• Problem statement:
Wherever the word "Prof" appears in the entries, copy the whole line.

• Data shown:
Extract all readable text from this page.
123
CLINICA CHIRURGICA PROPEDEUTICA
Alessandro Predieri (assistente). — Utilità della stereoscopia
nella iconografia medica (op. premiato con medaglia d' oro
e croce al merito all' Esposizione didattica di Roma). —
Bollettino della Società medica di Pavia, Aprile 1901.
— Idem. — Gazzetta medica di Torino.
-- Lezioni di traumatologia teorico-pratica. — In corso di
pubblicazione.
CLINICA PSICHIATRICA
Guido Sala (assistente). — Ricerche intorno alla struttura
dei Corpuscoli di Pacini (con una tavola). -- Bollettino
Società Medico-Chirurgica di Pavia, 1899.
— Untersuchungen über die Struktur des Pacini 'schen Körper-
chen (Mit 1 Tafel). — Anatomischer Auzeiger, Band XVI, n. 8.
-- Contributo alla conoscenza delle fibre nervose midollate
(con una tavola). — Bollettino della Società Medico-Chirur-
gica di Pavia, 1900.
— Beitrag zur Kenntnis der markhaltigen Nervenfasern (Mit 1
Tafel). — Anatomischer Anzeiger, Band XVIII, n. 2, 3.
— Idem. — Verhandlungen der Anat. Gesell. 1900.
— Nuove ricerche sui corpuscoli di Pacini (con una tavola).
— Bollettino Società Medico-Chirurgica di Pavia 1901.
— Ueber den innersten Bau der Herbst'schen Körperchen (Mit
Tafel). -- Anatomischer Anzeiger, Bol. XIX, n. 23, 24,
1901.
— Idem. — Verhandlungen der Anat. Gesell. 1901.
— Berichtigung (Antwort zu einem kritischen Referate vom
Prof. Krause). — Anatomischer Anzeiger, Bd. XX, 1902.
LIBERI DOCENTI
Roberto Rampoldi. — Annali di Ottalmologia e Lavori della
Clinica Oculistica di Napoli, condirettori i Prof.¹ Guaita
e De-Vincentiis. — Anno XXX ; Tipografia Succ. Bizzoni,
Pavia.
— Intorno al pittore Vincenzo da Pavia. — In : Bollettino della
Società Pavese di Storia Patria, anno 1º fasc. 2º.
...
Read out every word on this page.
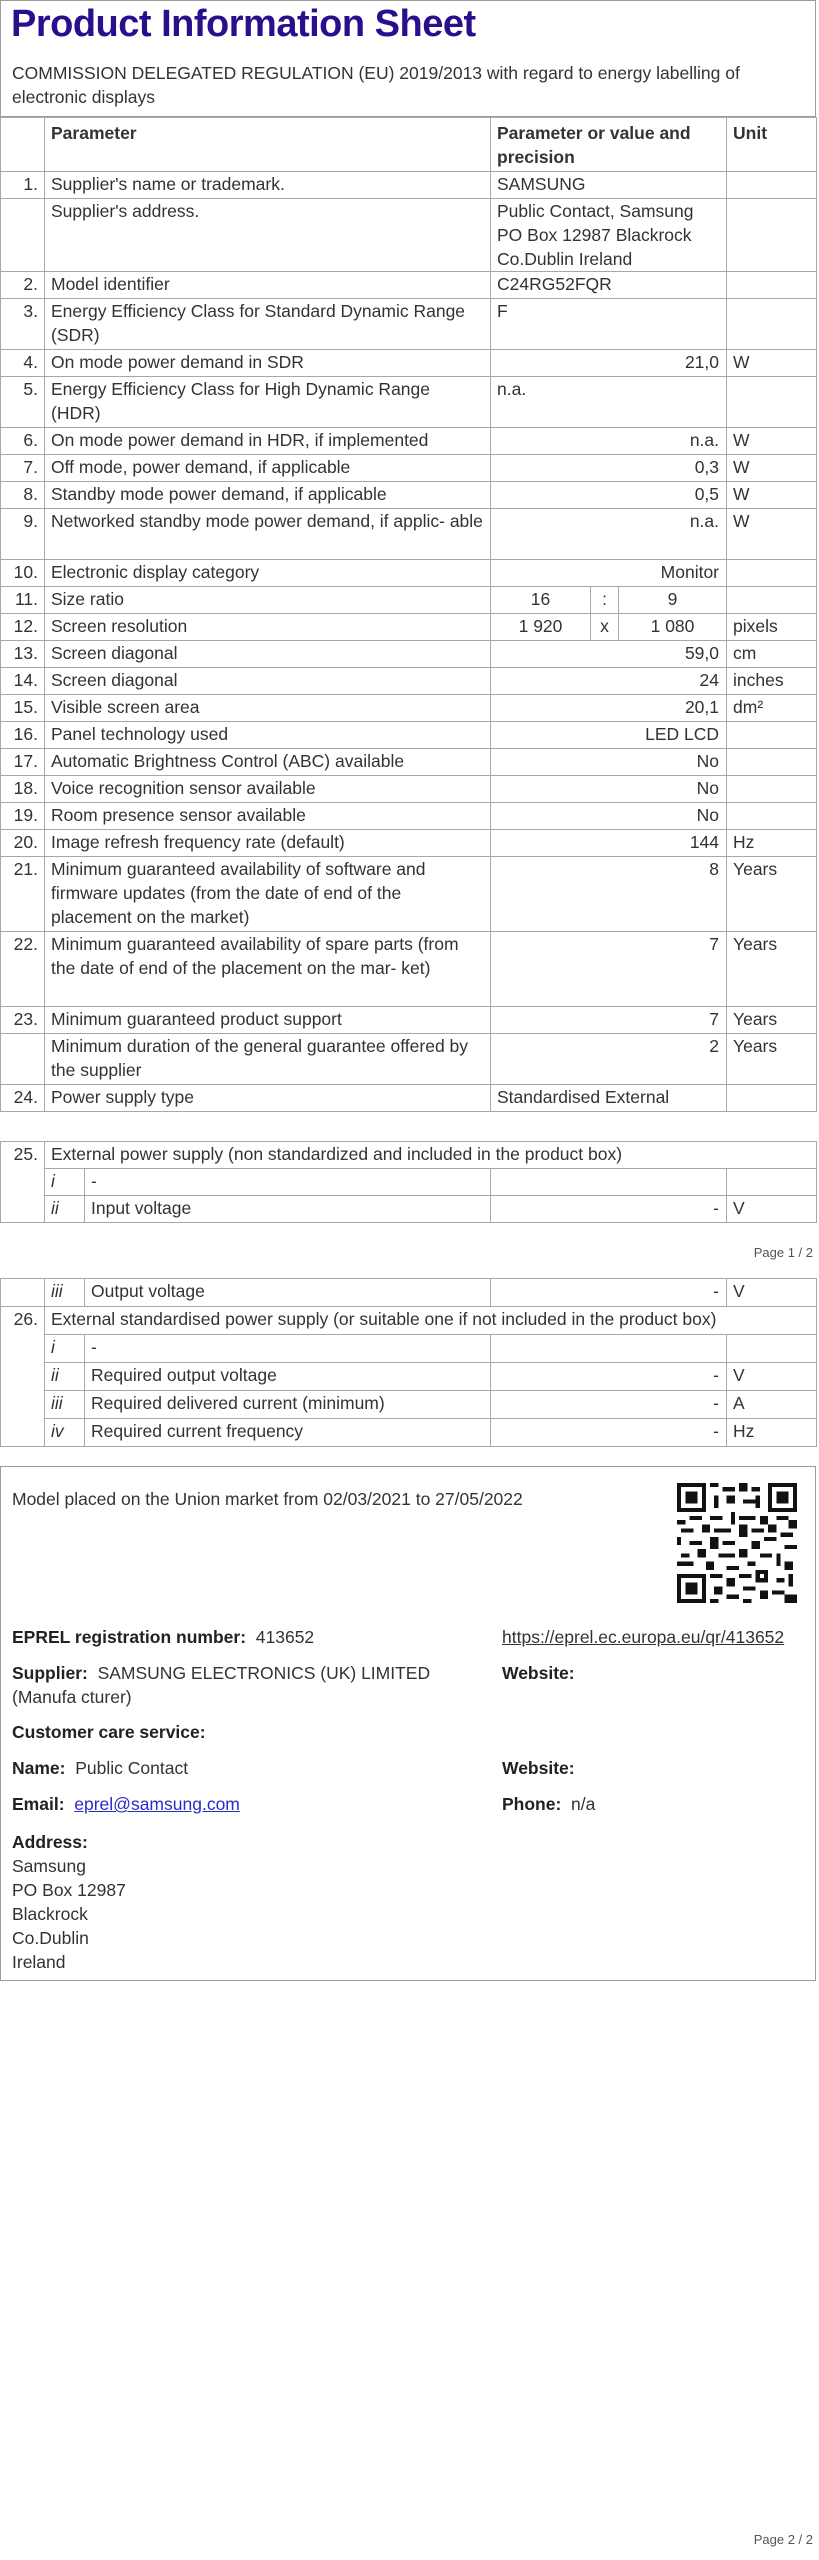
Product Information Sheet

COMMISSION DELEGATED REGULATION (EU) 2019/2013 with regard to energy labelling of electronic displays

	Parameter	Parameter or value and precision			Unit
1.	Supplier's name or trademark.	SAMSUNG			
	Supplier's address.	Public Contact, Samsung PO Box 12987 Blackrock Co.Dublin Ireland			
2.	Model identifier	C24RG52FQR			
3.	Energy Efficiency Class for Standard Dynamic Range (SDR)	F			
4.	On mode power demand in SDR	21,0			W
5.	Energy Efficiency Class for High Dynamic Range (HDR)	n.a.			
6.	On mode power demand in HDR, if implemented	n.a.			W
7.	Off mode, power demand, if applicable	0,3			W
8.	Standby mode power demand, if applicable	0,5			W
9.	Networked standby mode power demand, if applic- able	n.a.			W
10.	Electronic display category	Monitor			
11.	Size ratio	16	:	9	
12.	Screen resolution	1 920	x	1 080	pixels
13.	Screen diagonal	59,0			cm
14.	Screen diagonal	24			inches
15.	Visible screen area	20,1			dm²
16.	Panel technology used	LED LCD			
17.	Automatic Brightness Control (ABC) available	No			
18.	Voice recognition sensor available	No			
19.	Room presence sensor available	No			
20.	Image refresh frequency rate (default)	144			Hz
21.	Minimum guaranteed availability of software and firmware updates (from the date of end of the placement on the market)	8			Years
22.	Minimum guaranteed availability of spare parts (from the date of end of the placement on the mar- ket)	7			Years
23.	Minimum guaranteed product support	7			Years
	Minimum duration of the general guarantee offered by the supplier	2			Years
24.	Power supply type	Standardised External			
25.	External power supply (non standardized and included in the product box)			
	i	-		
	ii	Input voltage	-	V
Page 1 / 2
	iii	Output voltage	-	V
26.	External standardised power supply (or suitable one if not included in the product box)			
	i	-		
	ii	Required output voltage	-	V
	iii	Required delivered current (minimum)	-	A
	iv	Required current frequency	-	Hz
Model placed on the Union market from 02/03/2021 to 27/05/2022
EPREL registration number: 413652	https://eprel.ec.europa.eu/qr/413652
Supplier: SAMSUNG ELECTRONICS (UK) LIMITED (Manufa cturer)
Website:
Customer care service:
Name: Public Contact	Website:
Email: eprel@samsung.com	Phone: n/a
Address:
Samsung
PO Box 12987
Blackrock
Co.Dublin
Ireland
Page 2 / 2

• Full output:
Prof. Krause). — Anatomischer Anzeiger, Bd. XX, 1902.
Clinica Oculistica di Napoli, condirettori i Prof.¹ Guaita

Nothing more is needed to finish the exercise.